Stored records
──────────

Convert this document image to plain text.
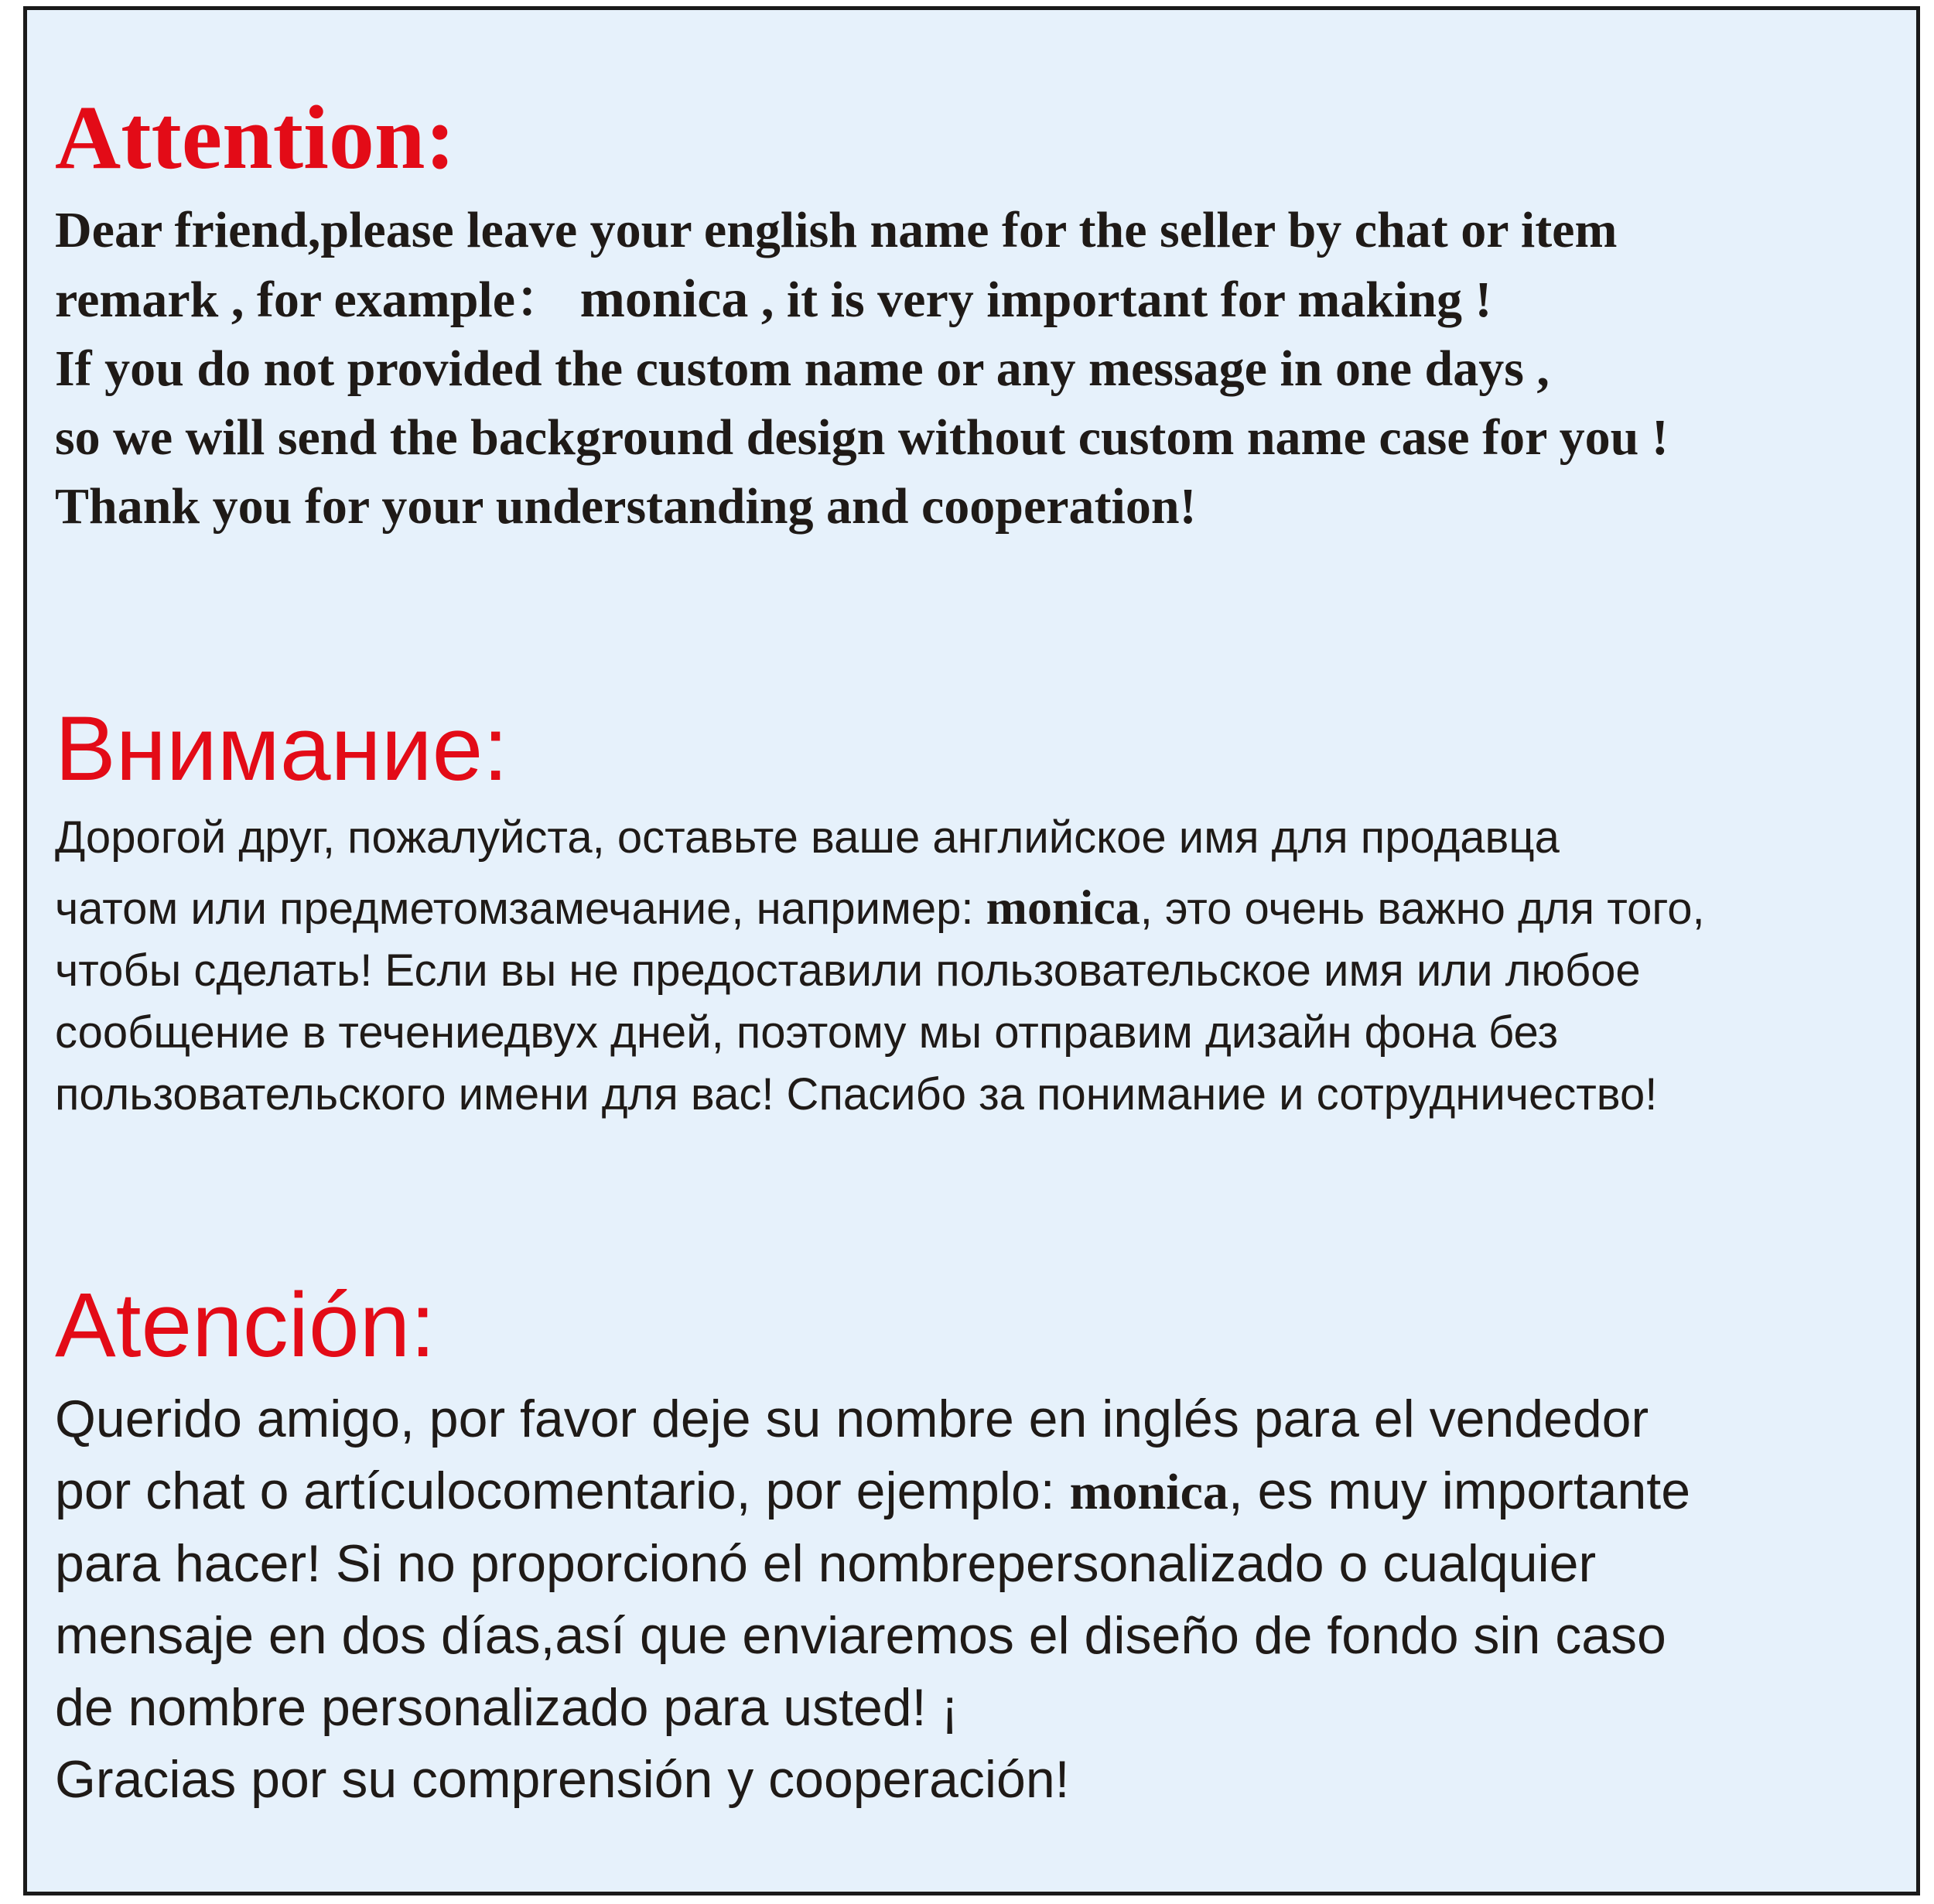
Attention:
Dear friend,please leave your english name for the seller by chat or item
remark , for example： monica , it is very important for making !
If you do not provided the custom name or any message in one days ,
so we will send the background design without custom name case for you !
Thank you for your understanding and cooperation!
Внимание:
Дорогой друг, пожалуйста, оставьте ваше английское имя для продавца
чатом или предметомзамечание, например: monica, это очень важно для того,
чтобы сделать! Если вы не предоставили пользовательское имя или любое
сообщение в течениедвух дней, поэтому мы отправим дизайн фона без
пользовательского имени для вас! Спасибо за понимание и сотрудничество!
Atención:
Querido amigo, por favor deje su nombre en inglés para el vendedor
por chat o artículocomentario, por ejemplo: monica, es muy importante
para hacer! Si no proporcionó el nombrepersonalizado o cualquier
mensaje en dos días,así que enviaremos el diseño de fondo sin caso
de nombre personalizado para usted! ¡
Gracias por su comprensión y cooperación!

──────────

Short task
Isolate the lines that hold the word "monica" and copy all of them.

The output
remark , for example： monica , it is very important for making !
чатом или предметомзамечание, например: monica, это очень важно для того,
por chat o artículocomentario, por ejemplo: monica, es muy importante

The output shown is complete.